[Items from a data source]
- - - - - - -
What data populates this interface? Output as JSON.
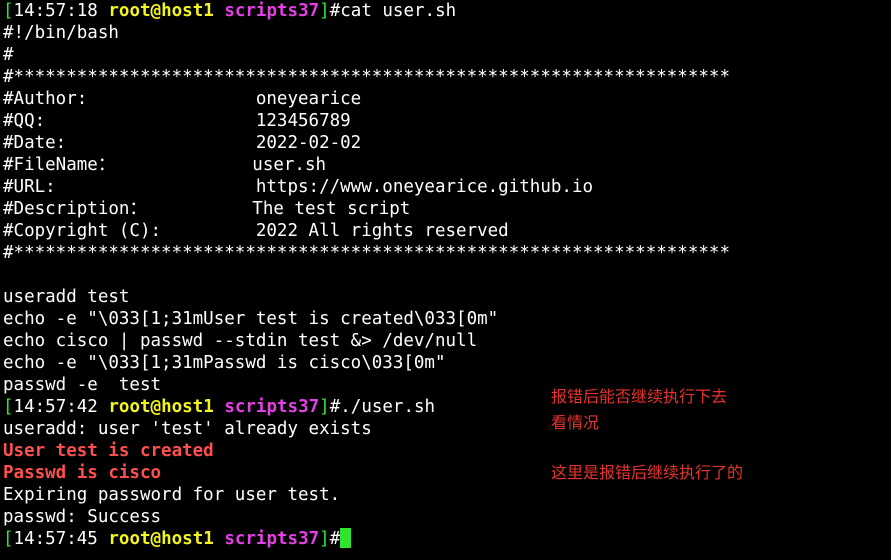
{
  "prompts": {
    "p1": {
      "time": "14:57:18",
      "user": "root",
      "host": "host1",
      "dir": "scripts37",
      "cmd": "cat user.sh"
    },
    "p2": {
      "time": "14:57:42",
      "user": "root",
      "host": "host1",
      "dir": "scripts37",
      "cmd": "./user.sh"
    },
    "p3": {
      "time": "14:57:45",
      "user": "root",
      "host": "host1",
      "dir": "scripts37",
      "cmd": ""
    }
  },
  "script_lines": [
    "#!/bin/bash",
    "#",
    "#********************************************************************",
    "#Author:                oneyearice",
    "#QQ:                    123456789",
    "#Date:                  2022-02-02",
    "#FileName：             user.sh",
    "#URL:                   https://www.oneyearice.github.io",
    "#Description：          The test script",
    "#Copyright (C):         2022 All rights reserved",
    "#********************************************************************",
    "",
    "useradd test",
    "echo -e \"\\033[1;31mUser test is created\\033[0m\"",
    "echo cisco | passwd --stdin test &> /dev/null",
    "echo -e \"\\033[1;31mPasswd is cisco\\033[0m\"",
    "passwd -e  test"
  ],
  "output_lines": {
    "useradd_msg": "useradd: user 'test' already exists",
    "created_msg": "User test is created",
    "passwd_msg": "Passwd is cisco",
    "expiring_msg": "Expiring password for user test.",
    "success_msg": "passwd: Success"
  },
  "annotations": {
    "note1_line1": "报错后能否继续执行下去",
    "note1_line2": "看情况",
    "note2": "这里是报错后继续执行了的"
  },
  "colors": {
    "background": "#000000",
    "bracket_green": "#2fe52f",
    "user_yellow": "#f5f51e",
    "dir_magenta": "#e53fe5",
    "error_red": "#ff4f4f",
    "annotation_red": "#e8312c"
  }
}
- - - - - - -
Every line containing the string "useradd" must be listed.

    "useradd test",
    "useradd_msg": "useradd: user 'test' already exists",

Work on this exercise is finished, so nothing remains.